Note each line of the listing that contains the string "traffic", and copy it.

Collected data entries

════

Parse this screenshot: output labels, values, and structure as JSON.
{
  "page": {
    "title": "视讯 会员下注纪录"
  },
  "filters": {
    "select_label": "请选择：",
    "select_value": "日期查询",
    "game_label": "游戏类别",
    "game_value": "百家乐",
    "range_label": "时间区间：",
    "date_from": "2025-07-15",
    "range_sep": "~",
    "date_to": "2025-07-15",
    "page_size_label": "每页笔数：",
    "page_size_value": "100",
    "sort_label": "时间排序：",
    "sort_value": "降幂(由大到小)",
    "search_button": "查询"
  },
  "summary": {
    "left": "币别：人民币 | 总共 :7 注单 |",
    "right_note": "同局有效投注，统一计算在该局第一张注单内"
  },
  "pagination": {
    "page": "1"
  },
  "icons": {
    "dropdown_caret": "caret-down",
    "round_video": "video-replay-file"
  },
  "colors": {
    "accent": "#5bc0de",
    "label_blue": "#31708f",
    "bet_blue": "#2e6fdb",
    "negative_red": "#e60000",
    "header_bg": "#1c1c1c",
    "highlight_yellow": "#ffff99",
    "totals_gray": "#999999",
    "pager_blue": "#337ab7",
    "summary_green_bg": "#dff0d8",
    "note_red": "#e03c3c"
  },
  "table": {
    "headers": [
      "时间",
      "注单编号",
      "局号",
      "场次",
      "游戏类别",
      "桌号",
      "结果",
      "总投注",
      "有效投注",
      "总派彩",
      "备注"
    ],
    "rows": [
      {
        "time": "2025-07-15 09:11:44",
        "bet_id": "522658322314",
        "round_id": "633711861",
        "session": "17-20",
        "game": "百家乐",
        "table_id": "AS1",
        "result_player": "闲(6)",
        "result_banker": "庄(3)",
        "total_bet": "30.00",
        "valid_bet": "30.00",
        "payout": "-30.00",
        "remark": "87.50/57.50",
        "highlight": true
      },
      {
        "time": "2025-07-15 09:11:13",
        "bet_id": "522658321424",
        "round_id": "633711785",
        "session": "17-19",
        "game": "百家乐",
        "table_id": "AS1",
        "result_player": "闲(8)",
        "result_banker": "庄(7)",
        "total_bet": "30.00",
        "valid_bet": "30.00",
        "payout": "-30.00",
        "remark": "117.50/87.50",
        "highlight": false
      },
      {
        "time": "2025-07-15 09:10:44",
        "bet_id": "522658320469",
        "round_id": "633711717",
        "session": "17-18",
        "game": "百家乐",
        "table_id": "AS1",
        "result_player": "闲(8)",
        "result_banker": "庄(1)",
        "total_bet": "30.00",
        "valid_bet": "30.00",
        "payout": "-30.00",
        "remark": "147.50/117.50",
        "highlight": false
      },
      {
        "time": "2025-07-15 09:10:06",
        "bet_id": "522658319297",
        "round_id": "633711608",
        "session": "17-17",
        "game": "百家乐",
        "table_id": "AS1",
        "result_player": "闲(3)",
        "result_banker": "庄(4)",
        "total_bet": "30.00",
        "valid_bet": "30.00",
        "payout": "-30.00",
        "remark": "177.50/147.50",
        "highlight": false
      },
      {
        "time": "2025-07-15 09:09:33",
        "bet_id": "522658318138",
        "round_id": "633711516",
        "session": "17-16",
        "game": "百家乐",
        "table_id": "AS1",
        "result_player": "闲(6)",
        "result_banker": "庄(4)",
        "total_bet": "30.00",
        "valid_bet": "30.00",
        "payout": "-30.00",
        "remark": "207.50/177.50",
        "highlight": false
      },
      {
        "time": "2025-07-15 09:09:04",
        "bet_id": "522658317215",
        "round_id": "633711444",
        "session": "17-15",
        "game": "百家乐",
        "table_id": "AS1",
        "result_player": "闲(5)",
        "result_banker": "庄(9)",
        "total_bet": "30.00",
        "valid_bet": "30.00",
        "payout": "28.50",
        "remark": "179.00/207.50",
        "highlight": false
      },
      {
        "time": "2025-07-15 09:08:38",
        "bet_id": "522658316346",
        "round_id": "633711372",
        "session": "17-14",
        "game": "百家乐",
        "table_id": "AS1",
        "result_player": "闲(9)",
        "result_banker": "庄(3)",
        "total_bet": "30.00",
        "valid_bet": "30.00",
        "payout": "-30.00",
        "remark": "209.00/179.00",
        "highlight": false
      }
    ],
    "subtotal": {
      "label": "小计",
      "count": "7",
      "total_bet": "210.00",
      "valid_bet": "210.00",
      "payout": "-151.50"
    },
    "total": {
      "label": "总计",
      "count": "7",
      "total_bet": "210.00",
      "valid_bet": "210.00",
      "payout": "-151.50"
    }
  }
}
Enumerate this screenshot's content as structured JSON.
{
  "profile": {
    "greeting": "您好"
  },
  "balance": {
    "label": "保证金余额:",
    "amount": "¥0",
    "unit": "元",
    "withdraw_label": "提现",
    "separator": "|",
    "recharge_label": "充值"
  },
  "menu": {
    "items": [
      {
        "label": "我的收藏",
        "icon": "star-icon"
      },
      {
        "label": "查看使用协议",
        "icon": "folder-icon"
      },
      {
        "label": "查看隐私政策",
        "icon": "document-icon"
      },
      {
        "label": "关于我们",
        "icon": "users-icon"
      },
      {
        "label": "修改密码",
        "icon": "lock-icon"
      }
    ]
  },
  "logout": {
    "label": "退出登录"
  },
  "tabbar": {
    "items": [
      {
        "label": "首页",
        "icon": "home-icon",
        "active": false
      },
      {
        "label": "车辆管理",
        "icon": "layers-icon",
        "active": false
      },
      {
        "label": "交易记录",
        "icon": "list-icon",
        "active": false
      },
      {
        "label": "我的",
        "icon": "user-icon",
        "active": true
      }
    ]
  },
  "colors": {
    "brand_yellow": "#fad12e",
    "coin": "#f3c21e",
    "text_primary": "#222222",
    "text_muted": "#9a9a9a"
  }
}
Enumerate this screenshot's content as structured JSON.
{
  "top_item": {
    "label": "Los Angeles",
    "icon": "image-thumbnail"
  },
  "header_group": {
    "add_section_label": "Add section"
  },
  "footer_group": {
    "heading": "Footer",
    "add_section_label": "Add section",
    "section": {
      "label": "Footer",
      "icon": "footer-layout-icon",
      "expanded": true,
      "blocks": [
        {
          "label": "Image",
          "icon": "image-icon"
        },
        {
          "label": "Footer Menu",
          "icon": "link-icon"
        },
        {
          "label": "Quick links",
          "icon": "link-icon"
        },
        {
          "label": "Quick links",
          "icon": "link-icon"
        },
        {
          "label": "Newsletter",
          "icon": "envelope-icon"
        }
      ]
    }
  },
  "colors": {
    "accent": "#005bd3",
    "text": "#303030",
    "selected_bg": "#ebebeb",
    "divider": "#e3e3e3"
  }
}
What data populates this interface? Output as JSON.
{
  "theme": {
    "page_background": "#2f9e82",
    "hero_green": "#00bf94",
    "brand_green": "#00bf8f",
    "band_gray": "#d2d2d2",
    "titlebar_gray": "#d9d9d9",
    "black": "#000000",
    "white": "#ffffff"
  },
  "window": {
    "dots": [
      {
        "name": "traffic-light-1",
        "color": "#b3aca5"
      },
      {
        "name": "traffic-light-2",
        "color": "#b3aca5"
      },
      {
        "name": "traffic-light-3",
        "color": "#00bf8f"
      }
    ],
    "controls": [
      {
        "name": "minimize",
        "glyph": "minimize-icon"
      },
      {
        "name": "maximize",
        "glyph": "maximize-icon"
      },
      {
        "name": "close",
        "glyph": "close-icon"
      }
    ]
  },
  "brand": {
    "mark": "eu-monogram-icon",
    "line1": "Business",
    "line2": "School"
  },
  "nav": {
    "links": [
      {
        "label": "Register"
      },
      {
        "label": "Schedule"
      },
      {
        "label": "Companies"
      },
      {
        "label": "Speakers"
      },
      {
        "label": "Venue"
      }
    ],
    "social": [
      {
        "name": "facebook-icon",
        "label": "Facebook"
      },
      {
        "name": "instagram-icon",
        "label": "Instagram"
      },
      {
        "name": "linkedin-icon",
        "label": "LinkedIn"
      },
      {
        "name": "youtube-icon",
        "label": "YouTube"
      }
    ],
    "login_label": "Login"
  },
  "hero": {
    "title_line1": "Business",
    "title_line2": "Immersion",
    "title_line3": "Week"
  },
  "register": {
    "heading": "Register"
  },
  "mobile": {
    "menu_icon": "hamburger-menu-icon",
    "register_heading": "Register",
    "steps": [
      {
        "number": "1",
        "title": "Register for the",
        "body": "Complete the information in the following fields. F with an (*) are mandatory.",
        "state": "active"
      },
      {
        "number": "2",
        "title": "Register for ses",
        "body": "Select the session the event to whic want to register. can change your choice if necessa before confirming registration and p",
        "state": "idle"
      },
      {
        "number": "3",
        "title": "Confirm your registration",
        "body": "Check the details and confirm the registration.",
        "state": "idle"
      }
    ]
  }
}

════

**CORRECT ANSWER:**
        "name": "traffic-light-1",
        "name": "traffic-light-2",
        "name": "traffic-light-3",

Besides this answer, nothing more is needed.